Copy all lines below containing "fastNlMeansDenoisingMulti".

### The input ###

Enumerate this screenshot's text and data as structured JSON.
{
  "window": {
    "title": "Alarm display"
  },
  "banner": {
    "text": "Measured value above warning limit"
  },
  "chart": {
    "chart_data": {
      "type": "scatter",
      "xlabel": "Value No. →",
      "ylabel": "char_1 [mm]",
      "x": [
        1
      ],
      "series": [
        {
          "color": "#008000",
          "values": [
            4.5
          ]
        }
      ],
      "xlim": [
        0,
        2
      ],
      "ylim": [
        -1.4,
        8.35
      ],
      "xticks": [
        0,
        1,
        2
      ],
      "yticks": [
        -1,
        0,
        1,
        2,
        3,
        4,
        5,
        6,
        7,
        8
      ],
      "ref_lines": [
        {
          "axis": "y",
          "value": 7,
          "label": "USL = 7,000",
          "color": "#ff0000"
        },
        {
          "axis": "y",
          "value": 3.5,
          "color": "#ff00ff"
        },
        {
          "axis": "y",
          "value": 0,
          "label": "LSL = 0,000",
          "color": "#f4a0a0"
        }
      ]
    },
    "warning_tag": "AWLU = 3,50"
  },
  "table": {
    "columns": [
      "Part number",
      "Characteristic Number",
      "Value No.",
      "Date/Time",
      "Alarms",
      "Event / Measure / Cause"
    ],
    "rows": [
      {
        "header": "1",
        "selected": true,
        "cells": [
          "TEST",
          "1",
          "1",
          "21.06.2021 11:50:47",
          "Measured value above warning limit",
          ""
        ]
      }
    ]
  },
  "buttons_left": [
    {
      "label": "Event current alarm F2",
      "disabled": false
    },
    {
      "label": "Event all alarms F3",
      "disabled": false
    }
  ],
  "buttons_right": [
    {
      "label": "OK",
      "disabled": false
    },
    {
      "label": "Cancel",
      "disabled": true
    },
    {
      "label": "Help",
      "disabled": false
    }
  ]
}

###
### The input ###

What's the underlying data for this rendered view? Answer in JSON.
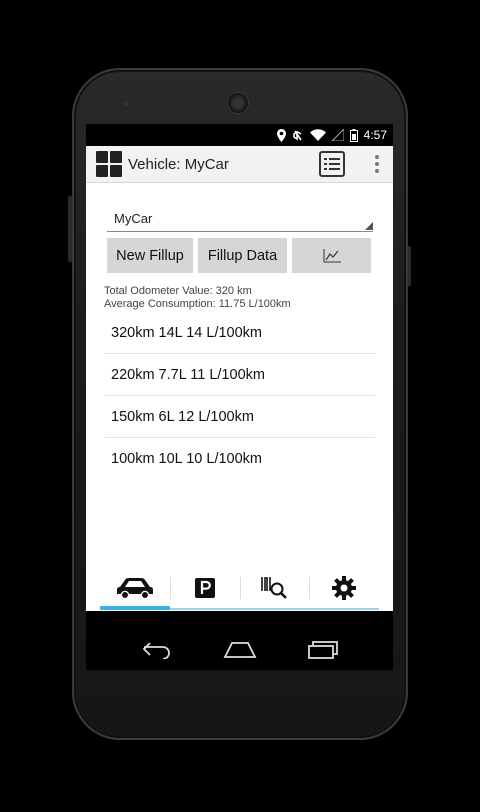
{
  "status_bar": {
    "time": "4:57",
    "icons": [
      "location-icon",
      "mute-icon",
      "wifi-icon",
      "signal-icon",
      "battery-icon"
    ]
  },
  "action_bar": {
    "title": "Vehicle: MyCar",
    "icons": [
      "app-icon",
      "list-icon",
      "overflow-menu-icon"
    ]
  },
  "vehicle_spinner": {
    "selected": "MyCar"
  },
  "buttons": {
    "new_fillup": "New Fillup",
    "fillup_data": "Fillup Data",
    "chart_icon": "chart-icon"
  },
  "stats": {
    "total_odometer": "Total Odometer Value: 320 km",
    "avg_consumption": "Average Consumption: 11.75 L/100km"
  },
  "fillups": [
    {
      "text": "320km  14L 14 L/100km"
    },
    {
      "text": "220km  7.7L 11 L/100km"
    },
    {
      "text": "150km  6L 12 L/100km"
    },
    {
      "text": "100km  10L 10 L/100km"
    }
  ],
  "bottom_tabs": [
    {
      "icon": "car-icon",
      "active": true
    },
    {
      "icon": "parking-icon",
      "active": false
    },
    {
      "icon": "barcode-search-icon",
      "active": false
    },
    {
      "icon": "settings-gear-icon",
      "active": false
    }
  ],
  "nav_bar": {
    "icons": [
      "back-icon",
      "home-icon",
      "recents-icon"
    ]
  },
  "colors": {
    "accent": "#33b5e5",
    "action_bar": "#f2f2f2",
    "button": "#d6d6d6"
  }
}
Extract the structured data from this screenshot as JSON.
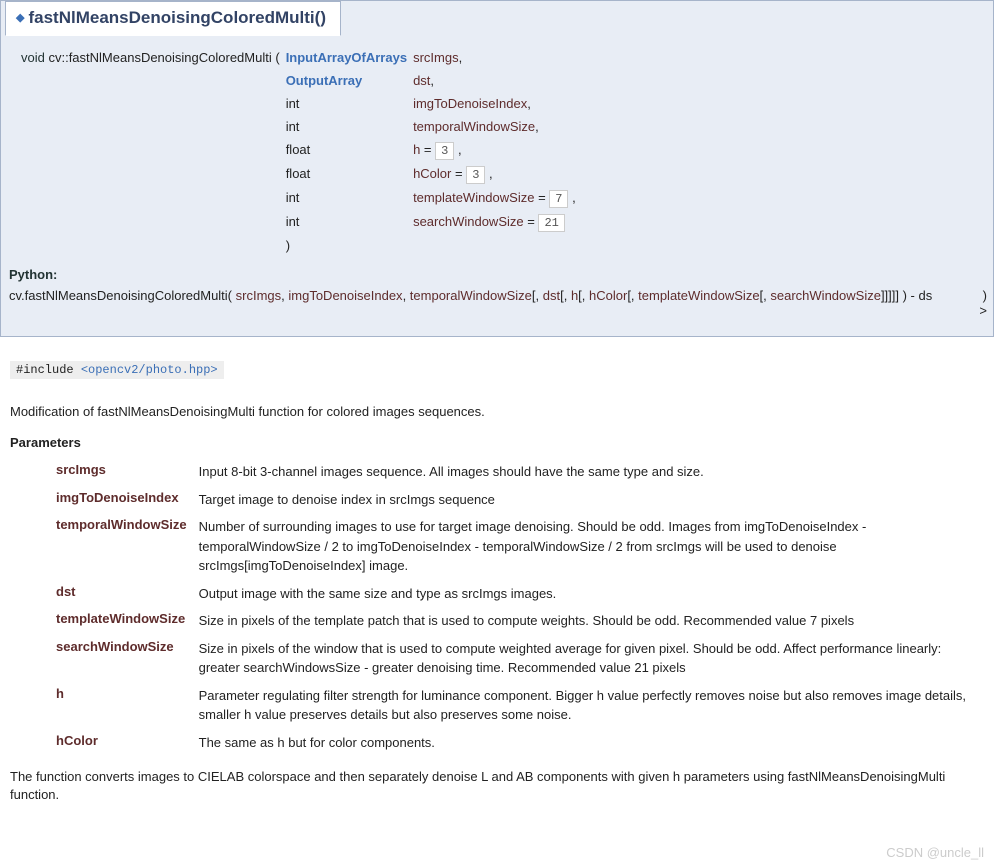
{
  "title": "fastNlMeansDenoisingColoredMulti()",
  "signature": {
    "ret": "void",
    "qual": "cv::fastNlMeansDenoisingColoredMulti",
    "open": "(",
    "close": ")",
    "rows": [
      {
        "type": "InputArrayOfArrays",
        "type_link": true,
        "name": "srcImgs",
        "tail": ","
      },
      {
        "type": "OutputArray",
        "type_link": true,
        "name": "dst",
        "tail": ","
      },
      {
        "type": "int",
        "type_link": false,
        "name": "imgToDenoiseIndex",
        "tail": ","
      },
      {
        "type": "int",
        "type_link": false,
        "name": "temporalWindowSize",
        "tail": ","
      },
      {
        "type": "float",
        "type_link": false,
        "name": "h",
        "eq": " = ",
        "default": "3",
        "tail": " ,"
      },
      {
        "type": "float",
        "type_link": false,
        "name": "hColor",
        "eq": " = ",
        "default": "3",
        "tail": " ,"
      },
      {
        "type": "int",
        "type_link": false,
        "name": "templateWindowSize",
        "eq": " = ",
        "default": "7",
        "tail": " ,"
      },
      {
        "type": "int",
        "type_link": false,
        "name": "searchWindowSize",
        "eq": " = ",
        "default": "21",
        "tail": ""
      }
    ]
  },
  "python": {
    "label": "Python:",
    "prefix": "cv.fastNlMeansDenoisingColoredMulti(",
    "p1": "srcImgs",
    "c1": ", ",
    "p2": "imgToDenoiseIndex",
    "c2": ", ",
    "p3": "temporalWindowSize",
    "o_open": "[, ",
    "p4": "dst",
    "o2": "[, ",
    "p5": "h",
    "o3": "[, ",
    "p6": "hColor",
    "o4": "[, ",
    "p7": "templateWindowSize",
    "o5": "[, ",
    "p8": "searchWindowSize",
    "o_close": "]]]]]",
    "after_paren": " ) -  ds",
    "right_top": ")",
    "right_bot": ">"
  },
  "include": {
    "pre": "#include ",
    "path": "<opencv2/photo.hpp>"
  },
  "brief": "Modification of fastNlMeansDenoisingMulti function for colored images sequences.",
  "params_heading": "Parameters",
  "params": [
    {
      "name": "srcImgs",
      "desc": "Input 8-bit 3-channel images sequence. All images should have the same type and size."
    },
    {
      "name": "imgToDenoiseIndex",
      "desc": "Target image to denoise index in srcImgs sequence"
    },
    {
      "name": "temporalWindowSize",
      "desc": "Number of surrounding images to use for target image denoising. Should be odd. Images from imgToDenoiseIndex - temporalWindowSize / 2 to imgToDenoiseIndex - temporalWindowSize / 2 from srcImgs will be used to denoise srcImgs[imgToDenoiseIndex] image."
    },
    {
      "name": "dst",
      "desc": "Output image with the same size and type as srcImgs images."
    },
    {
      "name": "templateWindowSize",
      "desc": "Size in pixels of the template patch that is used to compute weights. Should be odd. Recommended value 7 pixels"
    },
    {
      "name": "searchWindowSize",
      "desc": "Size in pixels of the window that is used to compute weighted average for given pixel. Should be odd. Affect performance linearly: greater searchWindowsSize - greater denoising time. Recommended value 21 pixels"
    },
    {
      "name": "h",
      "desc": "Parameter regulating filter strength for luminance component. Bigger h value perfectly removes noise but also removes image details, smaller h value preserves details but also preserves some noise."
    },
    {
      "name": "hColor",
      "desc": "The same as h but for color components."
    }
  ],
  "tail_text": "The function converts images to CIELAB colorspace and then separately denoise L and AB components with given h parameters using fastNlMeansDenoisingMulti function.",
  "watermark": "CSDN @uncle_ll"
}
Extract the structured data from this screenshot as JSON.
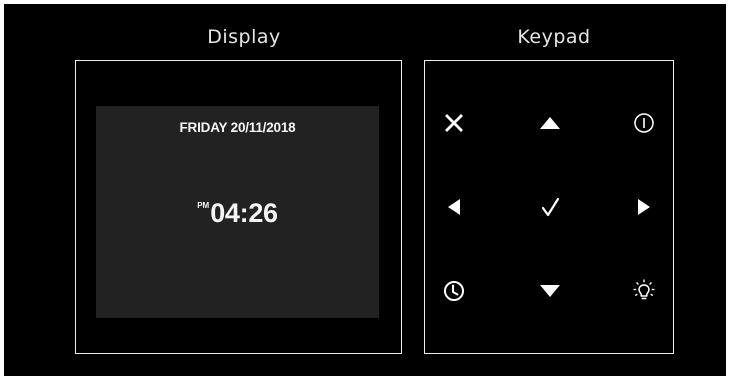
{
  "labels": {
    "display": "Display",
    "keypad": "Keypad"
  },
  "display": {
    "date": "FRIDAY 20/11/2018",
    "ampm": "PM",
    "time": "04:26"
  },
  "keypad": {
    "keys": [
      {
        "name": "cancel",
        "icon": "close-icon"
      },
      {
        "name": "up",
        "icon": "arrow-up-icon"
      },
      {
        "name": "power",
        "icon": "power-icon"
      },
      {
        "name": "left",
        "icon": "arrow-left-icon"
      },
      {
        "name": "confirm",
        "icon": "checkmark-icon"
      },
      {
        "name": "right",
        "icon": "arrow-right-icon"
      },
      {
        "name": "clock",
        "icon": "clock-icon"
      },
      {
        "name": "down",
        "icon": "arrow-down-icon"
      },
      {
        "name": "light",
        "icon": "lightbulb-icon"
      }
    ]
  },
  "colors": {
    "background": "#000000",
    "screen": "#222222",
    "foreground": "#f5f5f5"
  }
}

###

### Answer for this exercise
  "brief": "Modification of fastNlMeansDenoisingMulti function for colored images sequences.",
  "tail_text": "The function converts images to CIELAB colorspace and then separately denoise L and AB components with given h parameters using fastNlMeansDenoisingMulti function.",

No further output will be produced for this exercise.